Using the records below, give the number of lines where the word "imitation" appears, with no further output.

### [THE DATA]
****************************************

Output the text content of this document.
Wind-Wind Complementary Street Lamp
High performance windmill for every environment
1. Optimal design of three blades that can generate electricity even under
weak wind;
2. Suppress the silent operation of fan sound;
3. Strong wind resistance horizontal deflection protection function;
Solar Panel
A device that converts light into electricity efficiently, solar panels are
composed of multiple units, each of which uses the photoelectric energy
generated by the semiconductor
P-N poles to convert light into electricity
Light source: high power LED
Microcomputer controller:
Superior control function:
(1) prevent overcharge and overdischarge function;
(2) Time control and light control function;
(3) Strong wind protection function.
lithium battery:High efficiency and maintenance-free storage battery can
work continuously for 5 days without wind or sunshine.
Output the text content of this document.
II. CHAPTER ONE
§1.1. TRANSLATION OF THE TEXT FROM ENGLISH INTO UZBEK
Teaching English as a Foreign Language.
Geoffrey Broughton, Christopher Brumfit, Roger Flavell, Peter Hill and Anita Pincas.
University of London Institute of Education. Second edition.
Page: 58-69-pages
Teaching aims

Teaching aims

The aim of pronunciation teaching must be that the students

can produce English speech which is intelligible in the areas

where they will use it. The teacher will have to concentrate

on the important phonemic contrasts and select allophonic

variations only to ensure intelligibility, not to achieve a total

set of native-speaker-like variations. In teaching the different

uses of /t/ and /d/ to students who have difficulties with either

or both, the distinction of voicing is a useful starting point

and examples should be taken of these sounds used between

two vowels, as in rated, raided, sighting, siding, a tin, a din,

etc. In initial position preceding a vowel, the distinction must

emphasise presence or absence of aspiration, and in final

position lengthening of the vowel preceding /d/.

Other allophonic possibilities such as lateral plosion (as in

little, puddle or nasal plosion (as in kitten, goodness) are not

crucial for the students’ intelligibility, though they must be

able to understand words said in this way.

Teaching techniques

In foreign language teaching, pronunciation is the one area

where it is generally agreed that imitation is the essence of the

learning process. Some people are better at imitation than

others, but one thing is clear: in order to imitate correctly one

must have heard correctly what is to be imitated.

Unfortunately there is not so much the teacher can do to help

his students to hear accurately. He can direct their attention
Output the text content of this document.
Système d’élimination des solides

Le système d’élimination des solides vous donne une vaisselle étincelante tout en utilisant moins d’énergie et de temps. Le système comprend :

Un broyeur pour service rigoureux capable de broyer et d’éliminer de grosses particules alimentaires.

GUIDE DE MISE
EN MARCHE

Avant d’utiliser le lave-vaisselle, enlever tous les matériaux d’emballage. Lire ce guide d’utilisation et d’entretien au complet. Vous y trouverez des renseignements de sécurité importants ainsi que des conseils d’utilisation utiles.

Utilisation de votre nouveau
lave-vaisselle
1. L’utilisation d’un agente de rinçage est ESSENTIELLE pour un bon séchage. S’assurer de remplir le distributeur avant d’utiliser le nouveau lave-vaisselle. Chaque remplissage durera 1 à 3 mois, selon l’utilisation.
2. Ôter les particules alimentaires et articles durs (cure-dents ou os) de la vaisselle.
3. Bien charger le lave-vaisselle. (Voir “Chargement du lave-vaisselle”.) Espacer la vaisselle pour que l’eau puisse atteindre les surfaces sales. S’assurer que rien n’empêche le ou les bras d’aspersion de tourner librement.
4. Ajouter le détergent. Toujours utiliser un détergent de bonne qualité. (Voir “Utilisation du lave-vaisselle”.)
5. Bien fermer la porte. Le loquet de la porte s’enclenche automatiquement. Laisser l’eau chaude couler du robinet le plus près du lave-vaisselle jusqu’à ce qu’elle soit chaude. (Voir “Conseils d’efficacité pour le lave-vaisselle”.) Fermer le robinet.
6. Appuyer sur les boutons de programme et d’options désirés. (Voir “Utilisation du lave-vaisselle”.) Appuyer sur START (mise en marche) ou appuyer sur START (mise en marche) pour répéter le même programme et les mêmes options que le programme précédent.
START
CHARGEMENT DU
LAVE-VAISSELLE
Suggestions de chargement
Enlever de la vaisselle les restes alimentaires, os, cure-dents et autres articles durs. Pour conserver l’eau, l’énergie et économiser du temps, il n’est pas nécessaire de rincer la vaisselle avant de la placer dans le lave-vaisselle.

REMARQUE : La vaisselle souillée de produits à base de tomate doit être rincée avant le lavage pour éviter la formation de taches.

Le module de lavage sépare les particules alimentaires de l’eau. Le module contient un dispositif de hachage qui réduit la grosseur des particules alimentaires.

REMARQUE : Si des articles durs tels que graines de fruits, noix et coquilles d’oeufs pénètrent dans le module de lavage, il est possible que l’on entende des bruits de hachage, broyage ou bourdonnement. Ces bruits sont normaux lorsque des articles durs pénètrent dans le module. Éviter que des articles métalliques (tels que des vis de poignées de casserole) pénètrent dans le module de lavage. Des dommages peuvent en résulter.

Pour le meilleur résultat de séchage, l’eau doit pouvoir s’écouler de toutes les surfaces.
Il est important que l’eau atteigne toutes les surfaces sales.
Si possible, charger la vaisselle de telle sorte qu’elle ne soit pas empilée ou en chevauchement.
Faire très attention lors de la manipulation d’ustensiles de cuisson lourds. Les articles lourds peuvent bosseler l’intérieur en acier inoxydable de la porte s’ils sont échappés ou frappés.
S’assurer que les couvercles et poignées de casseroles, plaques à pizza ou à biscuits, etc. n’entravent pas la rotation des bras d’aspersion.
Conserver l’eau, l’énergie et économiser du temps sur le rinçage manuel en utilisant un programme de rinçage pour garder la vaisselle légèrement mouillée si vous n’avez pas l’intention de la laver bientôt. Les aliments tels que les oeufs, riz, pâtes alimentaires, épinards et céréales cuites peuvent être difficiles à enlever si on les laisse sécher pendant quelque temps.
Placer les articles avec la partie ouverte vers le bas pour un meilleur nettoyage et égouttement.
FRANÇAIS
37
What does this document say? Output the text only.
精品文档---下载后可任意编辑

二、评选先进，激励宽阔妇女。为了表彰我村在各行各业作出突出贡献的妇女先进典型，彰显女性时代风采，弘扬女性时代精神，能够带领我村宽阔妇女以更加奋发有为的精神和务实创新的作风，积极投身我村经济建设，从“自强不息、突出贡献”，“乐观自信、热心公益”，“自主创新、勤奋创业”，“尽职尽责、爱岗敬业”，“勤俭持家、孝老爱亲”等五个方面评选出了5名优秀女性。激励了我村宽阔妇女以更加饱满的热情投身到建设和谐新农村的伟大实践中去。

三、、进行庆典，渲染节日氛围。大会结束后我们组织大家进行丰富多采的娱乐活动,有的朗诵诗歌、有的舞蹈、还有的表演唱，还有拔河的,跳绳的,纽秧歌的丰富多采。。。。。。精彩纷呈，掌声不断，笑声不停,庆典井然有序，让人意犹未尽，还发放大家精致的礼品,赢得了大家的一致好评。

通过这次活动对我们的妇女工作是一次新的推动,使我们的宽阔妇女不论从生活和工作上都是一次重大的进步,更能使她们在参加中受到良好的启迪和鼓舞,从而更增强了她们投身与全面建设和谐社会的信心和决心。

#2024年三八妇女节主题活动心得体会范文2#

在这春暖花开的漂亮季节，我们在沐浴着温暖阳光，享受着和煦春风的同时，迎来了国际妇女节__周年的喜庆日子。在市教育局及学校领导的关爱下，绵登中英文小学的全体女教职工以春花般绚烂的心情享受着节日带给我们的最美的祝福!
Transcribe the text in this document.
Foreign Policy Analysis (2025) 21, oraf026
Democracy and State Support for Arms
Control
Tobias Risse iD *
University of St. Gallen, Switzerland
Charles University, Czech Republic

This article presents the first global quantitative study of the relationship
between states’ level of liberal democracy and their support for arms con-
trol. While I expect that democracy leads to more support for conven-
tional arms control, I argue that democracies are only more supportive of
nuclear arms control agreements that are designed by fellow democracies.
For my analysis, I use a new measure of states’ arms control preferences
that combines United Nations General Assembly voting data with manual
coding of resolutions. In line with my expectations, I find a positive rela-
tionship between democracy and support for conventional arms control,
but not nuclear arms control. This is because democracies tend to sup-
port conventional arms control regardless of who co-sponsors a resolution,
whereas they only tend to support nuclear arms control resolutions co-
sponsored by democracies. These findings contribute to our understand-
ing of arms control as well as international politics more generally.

****************************************

### [EXERCISE OUTPUT]
2